STATED GOAL: Sift the material for lines containing "problèmes", and return them.

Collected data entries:
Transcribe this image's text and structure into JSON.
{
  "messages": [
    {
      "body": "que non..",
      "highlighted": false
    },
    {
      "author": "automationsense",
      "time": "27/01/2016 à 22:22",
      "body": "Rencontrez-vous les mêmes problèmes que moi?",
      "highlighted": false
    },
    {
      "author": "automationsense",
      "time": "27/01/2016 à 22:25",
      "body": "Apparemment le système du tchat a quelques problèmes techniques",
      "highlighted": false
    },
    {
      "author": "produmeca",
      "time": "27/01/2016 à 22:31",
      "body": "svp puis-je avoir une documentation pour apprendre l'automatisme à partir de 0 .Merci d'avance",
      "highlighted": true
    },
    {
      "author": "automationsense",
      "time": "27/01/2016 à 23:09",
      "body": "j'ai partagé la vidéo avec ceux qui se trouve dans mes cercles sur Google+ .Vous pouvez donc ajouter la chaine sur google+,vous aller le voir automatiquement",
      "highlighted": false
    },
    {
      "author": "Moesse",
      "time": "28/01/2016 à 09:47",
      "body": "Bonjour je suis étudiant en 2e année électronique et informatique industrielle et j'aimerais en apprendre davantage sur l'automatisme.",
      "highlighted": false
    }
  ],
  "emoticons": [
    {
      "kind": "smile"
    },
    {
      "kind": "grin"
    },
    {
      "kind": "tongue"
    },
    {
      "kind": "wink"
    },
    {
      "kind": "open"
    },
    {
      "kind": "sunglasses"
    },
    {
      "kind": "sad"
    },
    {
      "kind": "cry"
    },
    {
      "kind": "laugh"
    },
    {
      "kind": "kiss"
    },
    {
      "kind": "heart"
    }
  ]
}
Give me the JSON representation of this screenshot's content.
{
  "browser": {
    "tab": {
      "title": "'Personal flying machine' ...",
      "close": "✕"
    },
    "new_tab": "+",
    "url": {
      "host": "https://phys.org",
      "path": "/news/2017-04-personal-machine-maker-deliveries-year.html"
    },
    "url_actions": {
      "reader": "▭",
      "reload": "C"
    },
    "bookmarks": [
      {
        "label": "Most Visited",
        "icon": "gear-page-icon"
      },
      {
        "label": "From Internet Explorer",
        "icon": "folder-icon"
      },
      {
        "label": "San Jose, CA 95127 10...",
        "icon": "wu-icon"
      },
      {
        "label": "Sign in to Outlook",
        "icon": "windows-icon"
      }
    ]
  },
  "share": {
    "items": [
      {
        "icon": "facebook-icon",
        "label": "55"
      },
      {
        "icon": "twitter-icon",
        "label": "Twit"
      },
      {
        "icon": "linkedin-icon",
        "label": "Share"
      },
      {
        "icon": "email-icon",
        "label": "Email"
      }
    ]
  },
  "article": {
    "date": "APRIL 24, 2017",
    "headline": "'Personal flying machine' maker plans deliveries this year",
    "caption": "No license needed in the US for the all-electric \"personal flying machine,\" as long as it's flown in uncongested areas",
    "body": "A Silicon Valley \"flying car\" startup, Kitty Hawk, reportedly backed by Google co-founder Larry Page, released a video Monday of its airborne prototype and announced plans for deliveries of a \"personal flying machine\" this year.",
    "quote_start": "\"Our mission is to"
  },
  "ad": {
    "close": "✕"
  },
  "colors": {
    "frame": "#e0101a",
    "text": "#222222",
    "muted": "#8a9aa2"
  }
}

* * *

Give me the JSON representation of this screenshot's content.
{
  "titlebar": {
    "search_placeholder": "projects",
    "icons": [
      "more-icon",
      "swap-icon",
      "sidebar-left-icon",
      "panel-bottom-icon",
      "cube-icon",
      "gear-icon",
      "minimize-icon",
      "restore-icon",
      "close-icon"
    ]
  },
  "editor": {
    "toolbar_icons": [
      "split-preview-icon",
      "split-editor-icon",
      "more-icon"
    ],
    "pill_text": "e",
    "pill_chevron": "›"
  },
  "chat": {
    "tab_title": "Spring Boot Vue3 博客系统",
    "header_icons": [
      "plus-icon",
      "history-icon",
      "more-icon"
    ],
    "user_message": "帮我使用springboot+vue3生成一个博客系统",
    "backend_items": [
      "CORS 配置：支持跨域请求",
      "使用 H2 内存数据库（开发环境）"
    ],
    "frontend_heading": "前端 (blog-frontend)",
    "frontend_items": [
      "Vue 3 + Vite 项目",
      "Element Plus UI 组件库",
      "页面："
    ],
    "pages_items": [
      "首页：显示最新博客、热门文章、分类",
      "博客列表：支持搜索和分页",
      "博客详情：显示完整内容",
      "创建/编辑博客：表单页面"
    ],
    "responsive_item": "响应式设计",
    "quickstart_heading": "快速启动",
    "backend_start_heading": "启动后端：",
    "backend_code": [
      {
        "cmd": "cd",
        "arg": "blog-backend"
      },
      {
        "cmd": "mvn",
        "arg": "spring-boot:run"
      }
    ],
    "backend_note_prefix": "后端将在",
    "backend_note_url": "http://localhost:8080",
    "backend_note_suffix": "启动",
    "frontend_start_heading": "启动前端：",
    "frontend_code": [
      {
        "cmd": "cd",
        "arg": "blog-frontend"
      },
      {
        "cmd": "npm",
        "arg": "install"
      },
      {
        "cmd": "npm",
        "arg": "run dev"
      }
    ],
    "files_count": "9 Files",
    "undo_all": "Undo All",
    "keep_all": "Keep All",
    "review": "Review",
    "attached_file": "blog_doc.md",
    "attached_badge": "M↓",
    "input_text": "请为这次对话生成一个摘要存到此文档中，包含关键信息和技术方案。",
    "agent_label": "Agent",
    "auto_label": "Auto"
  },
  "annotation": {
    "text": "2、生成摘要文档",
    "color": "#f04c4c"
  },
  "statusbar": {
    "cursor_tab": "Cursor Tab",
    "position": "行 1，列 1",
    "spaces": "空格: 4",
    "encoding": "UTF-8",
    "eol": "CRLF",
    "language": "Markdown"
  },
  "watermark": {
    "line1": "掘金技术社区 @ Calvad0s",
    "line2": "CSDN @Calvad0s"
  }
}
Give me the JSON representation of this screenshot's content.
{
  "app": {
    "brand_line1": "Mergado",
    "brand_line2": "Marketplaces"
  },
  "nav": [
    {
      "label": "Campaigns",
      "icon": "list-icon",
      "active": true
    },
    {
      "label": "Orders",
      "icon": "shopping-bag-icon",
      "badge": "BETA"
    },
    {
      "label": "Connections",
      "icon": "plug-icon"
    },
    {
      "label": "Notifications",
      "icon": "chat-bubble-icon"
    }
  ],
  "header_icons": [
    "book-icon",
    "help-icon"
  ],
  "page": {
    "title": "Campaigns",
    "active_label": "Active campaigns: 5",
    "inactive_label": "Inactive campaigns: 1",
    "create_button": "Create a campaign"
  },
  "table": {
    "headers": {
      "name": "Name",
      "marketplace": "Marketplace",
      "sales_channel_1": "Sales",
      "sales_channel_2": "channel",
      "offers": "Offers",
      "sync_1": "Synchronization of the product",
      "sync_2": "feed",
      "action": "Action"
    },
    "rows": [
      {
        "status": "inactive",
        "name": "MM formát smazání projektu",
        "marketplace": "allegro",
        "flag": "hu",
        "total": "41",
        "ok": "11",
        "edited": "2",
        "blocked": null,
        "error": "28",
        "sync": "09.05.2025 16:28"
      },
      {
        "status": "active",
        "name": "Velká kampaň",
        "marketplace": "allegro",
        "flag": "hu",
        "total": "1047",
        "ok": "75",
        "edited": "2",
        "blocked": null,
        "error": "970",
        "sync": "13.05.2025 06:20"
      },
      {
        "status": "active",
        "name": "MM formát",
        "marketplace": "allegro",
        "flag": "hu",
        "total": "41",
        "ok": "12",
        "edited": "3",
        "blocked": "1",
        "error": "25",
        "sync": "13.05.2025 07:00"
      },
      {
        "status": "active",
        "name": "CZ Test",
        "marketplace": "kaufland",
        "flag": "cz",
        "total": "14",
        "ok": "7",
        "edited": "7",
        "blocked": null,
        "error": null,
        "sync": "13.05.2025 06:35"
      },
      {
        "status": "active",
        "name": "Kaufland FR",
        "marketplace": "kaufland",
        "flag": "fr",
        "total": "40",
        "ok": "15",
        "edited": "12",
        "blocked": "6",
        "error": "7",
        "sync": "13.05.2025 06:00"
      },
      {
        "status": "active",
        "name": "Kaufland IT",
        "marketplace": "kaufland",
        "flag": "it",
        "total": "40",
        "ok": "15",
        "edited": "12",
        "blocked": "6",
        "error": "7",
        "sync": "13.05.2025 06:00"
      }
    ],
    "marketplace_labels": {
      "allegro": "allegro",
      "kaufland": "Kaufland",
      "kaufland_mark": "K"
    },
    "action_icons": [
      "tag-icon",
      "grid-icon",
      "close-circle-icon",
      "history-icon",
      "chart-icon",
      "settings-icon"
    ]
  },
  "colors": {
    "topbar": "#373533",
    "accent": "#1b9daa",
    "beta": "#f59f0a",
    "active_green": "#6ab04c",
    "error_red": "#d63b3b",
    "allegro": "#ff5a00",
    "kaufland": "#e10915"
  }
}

TASK RESPONSE:
      "body": "Rencontrez-vous les mêmes problèmes que moi?",
      "body": "Apparemment le système du tchat a quelques problèmes techniques",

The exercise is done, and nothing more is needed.